» **EXERCISE AIM**: Pick out the lines below with "points" and list them.

— BEGIN EXTRACTED INFORMATION —

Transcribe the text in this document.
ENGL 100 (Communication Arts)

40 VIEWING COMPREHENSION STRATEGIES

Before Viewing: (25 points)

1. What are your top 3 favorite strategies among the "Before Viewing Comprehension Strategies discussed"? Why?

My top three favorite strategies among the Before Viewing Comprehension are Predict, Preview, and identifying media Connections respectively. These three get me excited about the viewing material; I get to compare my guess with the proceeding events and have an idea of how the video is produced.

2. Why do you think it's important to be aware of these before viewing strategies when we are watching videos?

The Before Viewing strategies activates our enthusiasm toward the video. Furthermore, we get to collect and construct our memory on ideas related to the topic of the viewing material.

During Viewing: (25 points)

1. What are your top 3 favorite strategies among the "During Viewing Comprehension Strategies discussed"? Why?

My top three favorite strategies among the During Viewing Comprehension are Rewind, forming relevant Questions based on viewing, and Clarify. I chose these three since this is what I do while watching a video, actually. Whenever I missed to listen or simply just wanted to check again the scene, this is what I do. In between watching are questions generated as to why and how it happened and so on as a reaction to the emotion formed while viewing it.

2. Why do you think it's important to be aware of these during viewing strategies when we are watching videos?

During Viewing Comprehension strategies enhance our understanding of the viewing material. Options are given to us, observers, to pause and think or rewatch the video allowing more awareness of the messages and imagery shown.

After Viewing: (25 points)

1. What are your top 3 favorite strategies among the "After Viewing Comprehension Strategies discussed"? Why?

— END EXTRACTED INFORMATION —

» **WRITTEN RESPONSE**:
Before Viewing: (25 points)
During Viewing: (25 points)
After Viewing: (25 points)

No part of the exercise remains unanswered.